## TO BE DONE
Retype all of the listing exactly, passing over any picture you find.
-- Begin INPUT RECORDS --
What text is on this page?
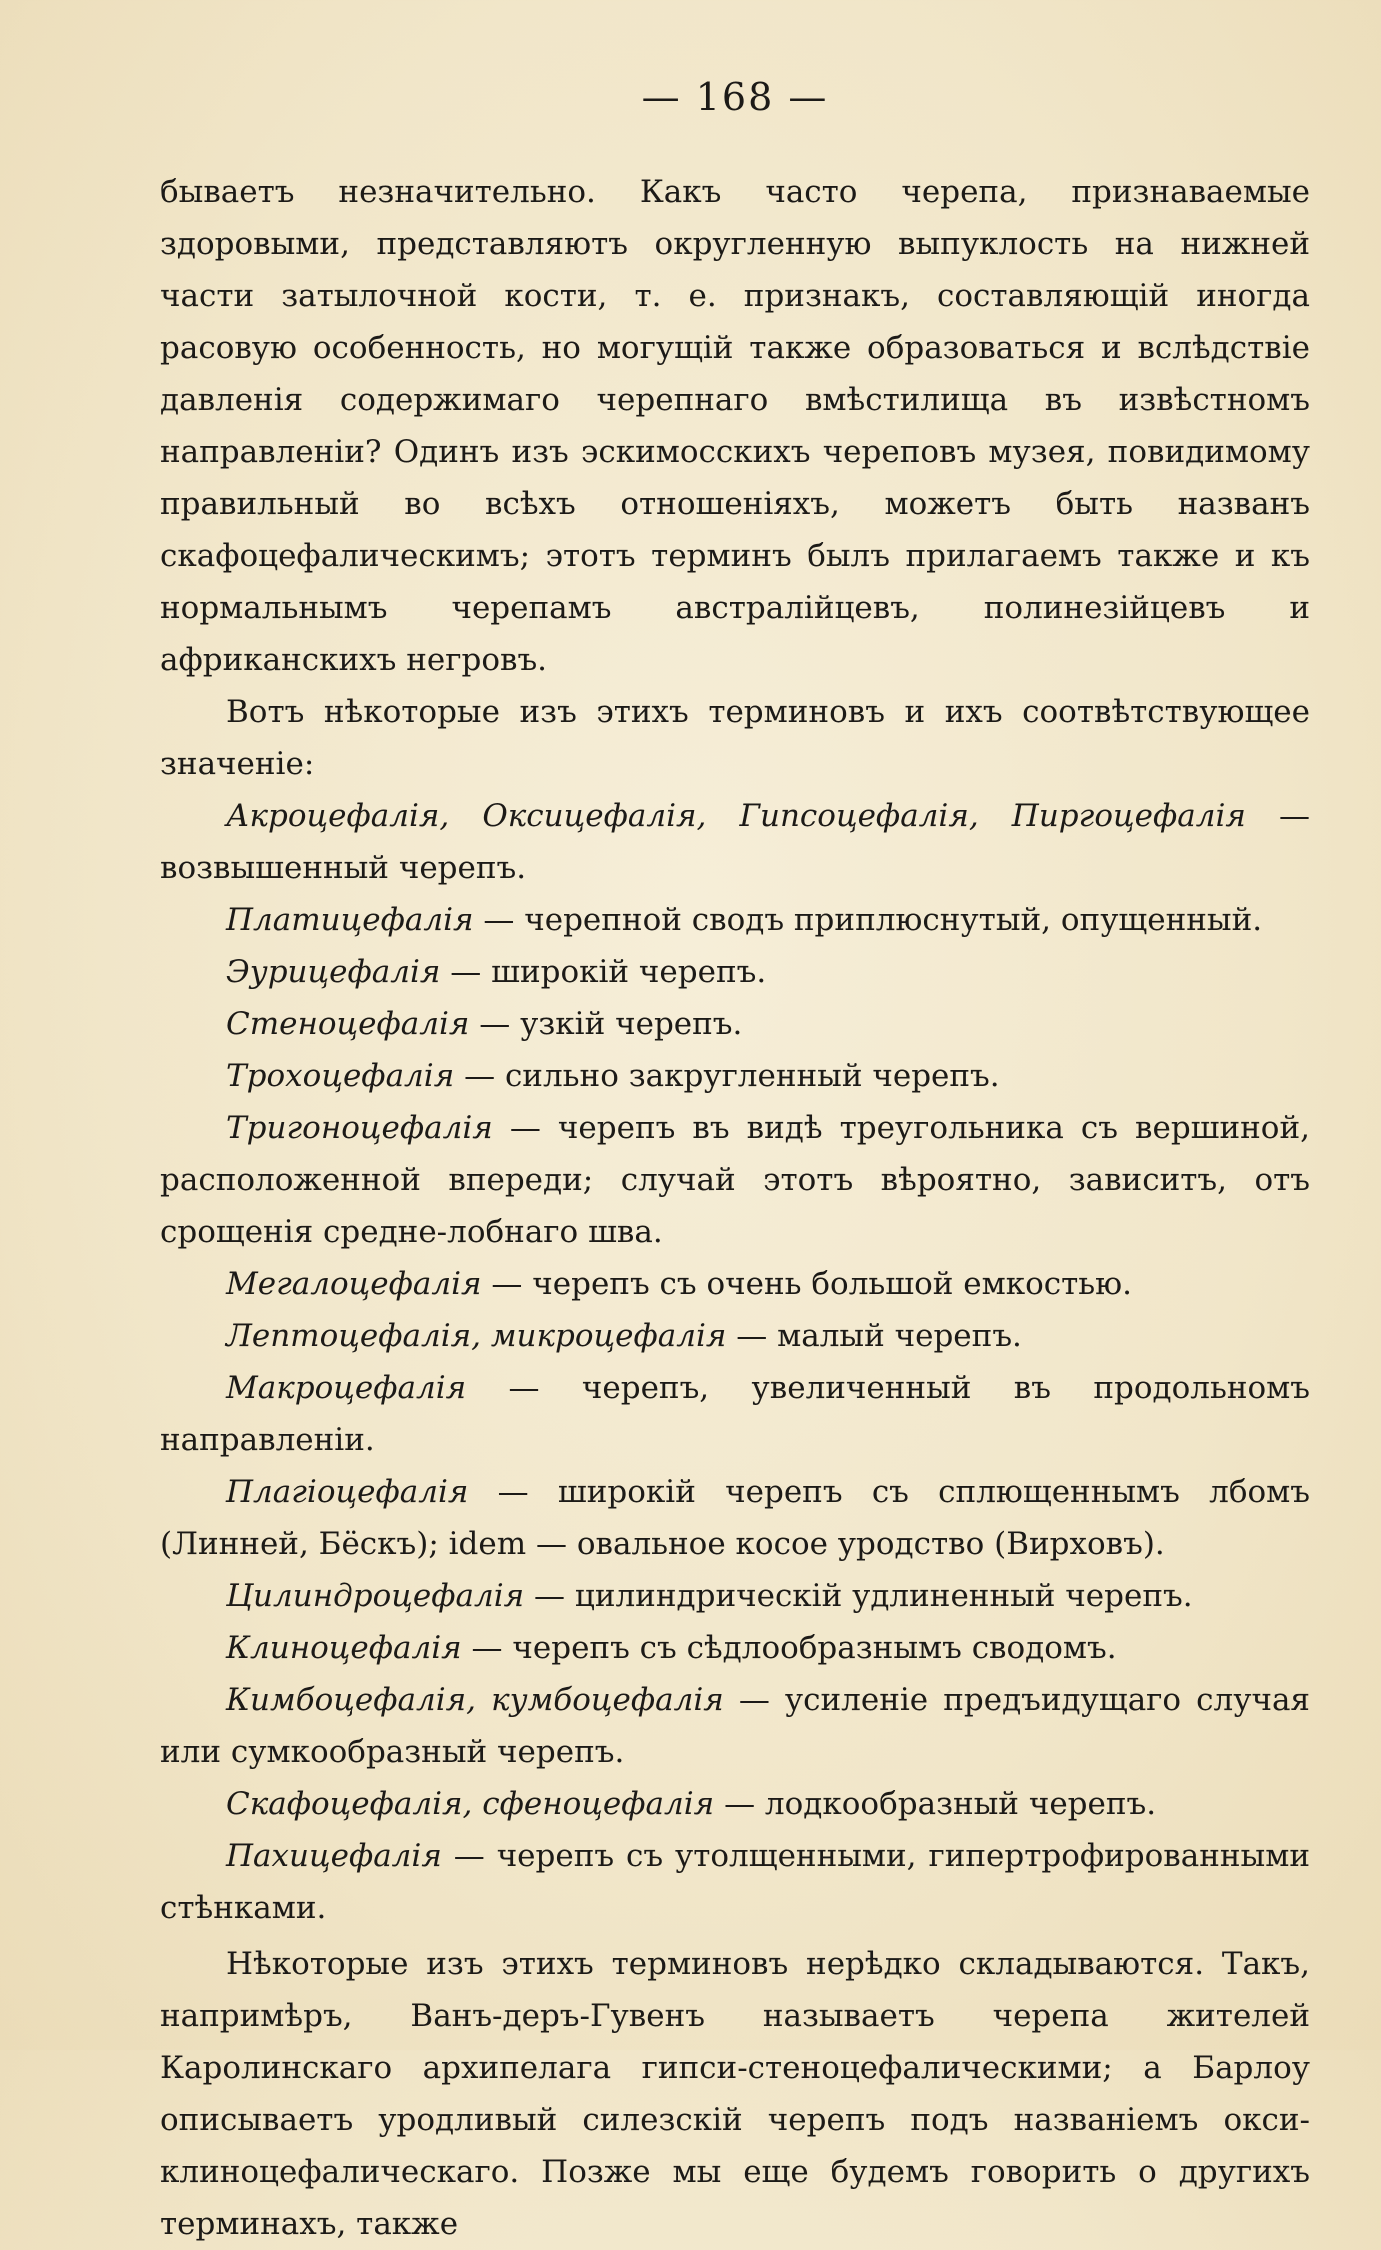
— 168 —

бываетъ незначительно. Какъ часто черепа, признаваемые здоровыми, представляютъ округленную выпуклость на нижней части затылочной кости, т. е. признакъ, составляющій иногда расовую особенность, но могущій также образоваться и вслѣдствіе давленія содержимаго черепнаго вмѣстилища въ извѣстномъ направленіи? Одинъ изъ эскимосскихъ череповъ музея, повидимому правильный во всѣхъ отношеніяхъ, можетъ быть названъ скафоцефалическимъ; этотъ терминъ былъ прилагаемъ также и къ нормальнымъ черепамъ австралійцевъ, полинезійцевъ и африканскихъ негровъ.

Вотъ нѣкоторые изъ этихъ терминовъ и ихъ соотвѣтствующее значеніе:

Акроцефалія, Оксицефалія, Гипсоцефалія, Пиргоцефалія — возвышенный черепъ.
Платицефалія — черепной сводъ приплюснутый, опущенный.
Эурицефалія — широкій черепъ.
Стеноцефалія — узкій черепъ.
Трохоцефалія — сильно закругленный черепъ.
Тригоноцефалія — черепъ въ видѣ треугольника съ вершиной, расположенной впереди; случай этотъ вѣроятно, зависитъ, отъ срощенія средне-лобнаго шва.
Мегалоцефалія — черепъ съ очень большой емкостью.
Лептоцефалія, микроцефалія — малый черепъ.
Макроцефалія — черепъ, увеличенный въ продольномъ направленіи.
Плагіоцефалія — широкій черепъ съ сплющеннымъ лбомъ (Линней, Бёскъ); idem — овальное косое уродство (Вирховъ).
Цилиндроцефалія — цилиндрическій удлиненный черепъ.
Клиноцефалія — черепъ съ сѣдлообразнымъ сводомъ.
Кимбоцефалія, кумбоцефалія — усиленіе предъидущаго случая или сумкообразный черепъ.
Скафоцефалія, сфеноцефалія — лодкообразный черепъ.
Пахицефалія — черепъ съ утолщенными, гипертрофированными стѣнками.

Нѣкоторые изъ этихъ терминовъ нерѣдко складываются. Такъ, напримѣръ, Ванъ-деръ-Гувенъ называетъ черепа жителей Каролинскаго архипелага гипси-стеноцефалическими; а Барлоу описываетъ уродливый силезскій черепъ подъ названіемъ окси-клиноцефалическаго. Позже мы еще будемъ говорить о другихъ терминахъ, также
-- End INPUT RECORDS --
## EXPECTED ANSWER
What text is on this page?
— 168 —

бываетъ незначительно. Какъ часто черепа, признаваемые здоровыми, представляютъ округленную выпуклость на нижней части затылочной кости, т. е. признакъ, составляющій иногда расовую особенность, но могущій также образоваться и вслѣдствіе давленія содержимаго черепнаго вмѣстилища въ извѣстномъ направленіи? Одинъ изъ эскимосскихъ череповъ музея, повидимому правильный во всѣхъ отношеніяхъ, можетъ быть названъ скафоцефалическимъ; этотъ терминъ былъ прилагаемъ также и къ нормальнымъ черепамъ австралійцевъ, полинезійцевъ и африканскихъ негровъ.

Вотъ нѣкоторые изъ этихъ терминовъ и ихъ соотвѣтствующее значеніе:

Акроцефалія, Оксицефалія, Гипсоцефалія, Пиргоцефалія — возвышенный черепъ.
Платицефалія — черепной сводъ приплюснутый, опущенный.
Эурицефалія — широкій черепъ.
Стеноцефалія — узкій черепъ.
Трохоцефалія — сильно закругленный черепъ.
Тригоноцефалія — черепъ въ видѣ треугольника съ вершиной, расположенной впереди; случай этотъ вѣроятно, зависитъ, отъ срощенія средне-лобнаго шва.
Мегалоцефалія — черепъ съ очень большой емкостью.
Лептоцефалія, микроцефалія — малый черепъ.
Макроцефалія — черепъ, увеличенный въ продольномъ направленіи.
Плагіоцефалія — широкій черепъ съ сплющеннымъ лбомъ (Линней, Бёскъ); idem — овальное косое уродство (Вирховъ).
Цилиндроцефалія — цилиндрическій удлиненный черепъ.
Клиноцефалія — черепъ съ сѣдлообразнымъ сводомъ.
Кимбоцефалія, кумбоцефалія — усиленіе предъидущаго случая или сумкообразный черепъ.
Скафоцефалія, сфеноцефалія — лодкообразный черепъ.
Пахицефалія — черепъ съ утолщенными, гипертрофированными стѣнками.

Нѣкоторые изъ этихъ терминовъ нерѣдко складываются. Такъ, напримѣръ, Ванъ-деръ-Гувенъ называетъ черепа жителей Каролинскаго архипелага гипси-стеноцефалическими; а Барлоу описываетъ уродливый силезскій черепъ подъ названіемъ окси-клиноцефалическаго. Позже мы еще будемъ говорить о другихъ терминахъ, также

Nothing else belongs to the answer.